## Problem description
Your task is to repeat the lines below exactly, excluding any pictures they contain.

## Rows

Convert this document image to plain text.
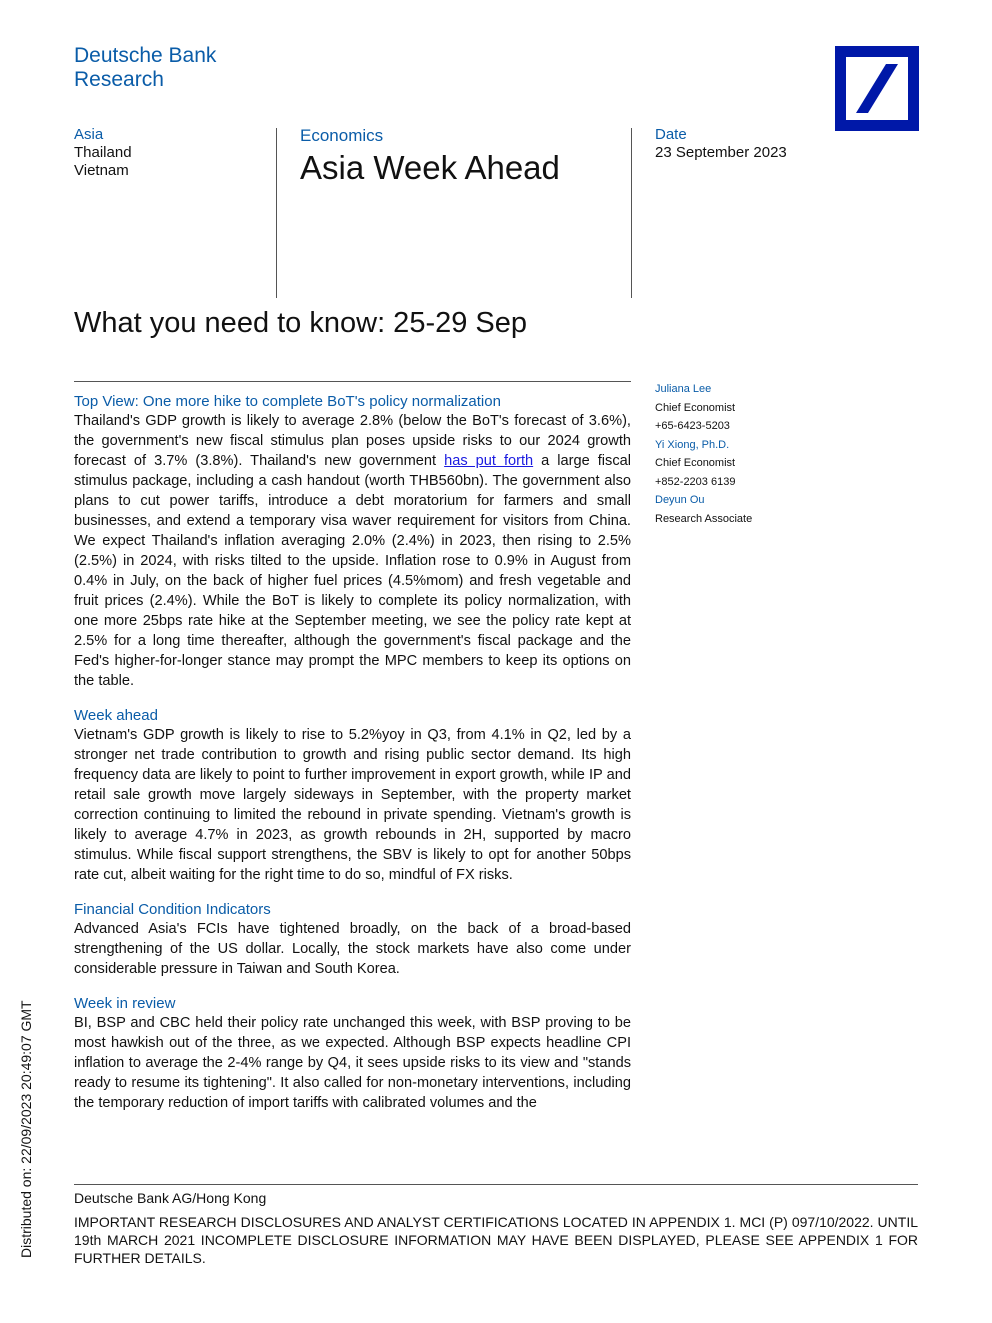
Deutsche Bank
Research
Asia
Thailand
Vietnam
Economics
Asia Week Ahead
Date
23 September 2023
What you need to know: 25-29 Sep
Top View: One more hike to complete BoT's policy normalization

Thailand's GDP growth is likely to average 2.8% (below the BoT's forecast of 3.6%), the government's new fiscal stimulus plan poses upside risks to our 2024 growth forecast of 3.7% (3.8%). Thailand's new government has put forth a large fiscal stimulus package, including a cash handout (worth THB560bn). The government also plans to cut power tariffs, introduce a debt moratorium for farmers and small businesses, and extend a temporary visa waver requirement for visitors from China. We expect Thailand's inflation averaging 2.0% (2.4%) in 2023, then rising to 2.5% (2.5%) in 2024, with risks tilted to the upside. Inflation rose to 0.9% in August from 0.4% in July, on the back of higher fuel prices (4.5%mom) and fresh vegetable and fruit prices (2.4%). While the BoT is likely to complete its policy normalization, with one more 25bps rate hike at the September meeting, we see the policy rate kept at 2.5% for a long time thereafter, although the government's fiscal package and the Fed's higher-for-longer stance may prompt the MPC members to keep its options on the table.

Week ahead

Vietnam's GDP growth is likely to rise to 5.2%yoy in Q3, from 4.1% in Q2, led by a stronger net trade contribution to growth and rising public sector demand. Its high frequency data are likely to point to further improvement in export growth, while IP and retail sale growth move largely sideways in September, with the property market correction continuing to limited the rebound in private spending. Vietnam's growth is likely to average 4.7% in 2023, as growth rebounds in 2H, supported by macro stimulus. While fiscal support strengthens, the SBV is likely to opt for another 50bps rate cut, albeit waiting for the right time to do so, mindful of FX risks.

Financial Condition Indicators

Advanced Asia's FCIs have tightened broadly, on the back of a broad-based strengthening of the US dollar. Locally, the stock markets have also come under considerable pressure in Taiwan and South Korea.

Week in review

BI, BSP and CBC held their policy rate unchanged this week, with BSP proving to be most hawkish out of the three, as we expected. Although BSP expects headline CPI inflation to average the 2-4% range by Q4, it sees upside risks to its view and "stands ready to resume its tightening". It also called for non-monetary interventions, including the temporary reduction of import tariffs with calibrated volumes and the

Juliana Lee
Chief Economist
+65-6423-5203
Yi Xiong, Ph.D.
Chief Economist
+852-2203 6139
Deyun Ou
Research Associate
Distributed on: 22/09/2023 20:49:07 GMT	Deutsche Bank AG/Hong Kong
IMPORTANT RESEARCH DISCLOSURES AND ANALYST CERTIFICATIONS LOCATED IN APPENDIX 1. MCI (P) 097/10/2022. UNTIL 19th MARCH 2021 INCOMPLETE DISCLOSURE INFORMATION MAY HAVE BEEN DISPLAYED, PLEASE SEE APPENDIX 1 FOR FURTHER DETAILS.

## Result of this exercise
Convert this document image to plain text.
Deutsche Bank
Research
Asia
Thailand
Vietnam
Economics
Asia Week Ahead
Date
23 September 2023
What you need to know: 25-29 Sep
Top View: One more hike to complete BoT's policy normalization

Thailand's GDP growth is likely to average 2.8% (below the BoT's forecast of 3.6%), the government's new fiscal stimulus plan poses upside risks to our 2024 growth forecast of 3.7% (3.8%). Thailand's new government has put forth a large fiscal stimulus package, including a cash handout (worth THB560bn). The government also plans to cut power tariffs, introduce a debt moratorium for farmers and small businesses, and extend a temporary visa waver requirement for visitors from China. We expect Thailand's inflation averaging 2.0% (2.4%) in 2023, then rising to 2.5% (2.5%) in 2024, with risks tilted to the upside. Inflation rose to 0.9% in August from 0.4% in July, on the back of higher fuel prices (4.5%mom) and fresh vegetable and fruit prices (2.4%). While the BoT is likely to complete its policy normalization, with one more 25bps rate hike at the September meeting, we see the policy rate kept at 2.5% for a long time thereafter, although the government's fiscal package and the Fed's higher-for-longer stance may prompt the MPC members to keep its options on the table.

Week ahead

Vietnam's GDP growth is likely to rise to 5.2%yoy in Q3, from 4.1% in Q2, led by a stronger net trade contribution to growth and rising public sector demand. Its high frequency data are likely to point to further improvement in export growth, while IP and retail sale growth move largely sideways in September, with the property market correction continuing to limited the rebound in private spending. Vietnam's growth is likely to average 4.7% in 2023, as growth rebounds in 2H, supported by macro stimulus. While fiscal support strengthens, the SBV is likely to opt for another 50bps rate cut, albeit waiting for the right time to do so, mindful of FX risks.

Financial Condition Indicators

Advanced Asia's FCIs have tightened broadly, on the back of a broad-based strengthening of the US dollar. Locally, the stock markets have also come under considerable pressure in Taiwan and South Korea.

Week in review

BI, BSP and CBC held their policy rate unchanged this week, with BSP proving to be most hawkish out of the three, as we expected. Although BSP expects headline CPI inflation to average the 2-4% range by Q4, it sees upside risks to its view and "stands ready to resume its tightening". It also called for non-monetary interventions, including the temporary reduction of import tariffs with calibrated volumes and the

Juliana Lee
Chief Economist
+65-6423-5203
Yi Xiong, Ph.D.
Chief Economist
+852-2203 6139
Deyun Ou
Research Associate
Distributed on: 22/09/2023 20:49:07 GMT	Deutsche Bank AG/Hong Kong
IMPORTANT RESEARCH DISCLOSURES AND ANALYST CERTIFICATIONS LOCATED IN APPENDIX 1. MCI (P) 097/10/2022. UNTIL 19th MARCH 2021 INCOMPLETE DISCLOSURE INFORMATION MAY HAVE BEEN DISPLAYED, PLEASE SEE APPENDIX 1 FOR FURTHER DETAILS.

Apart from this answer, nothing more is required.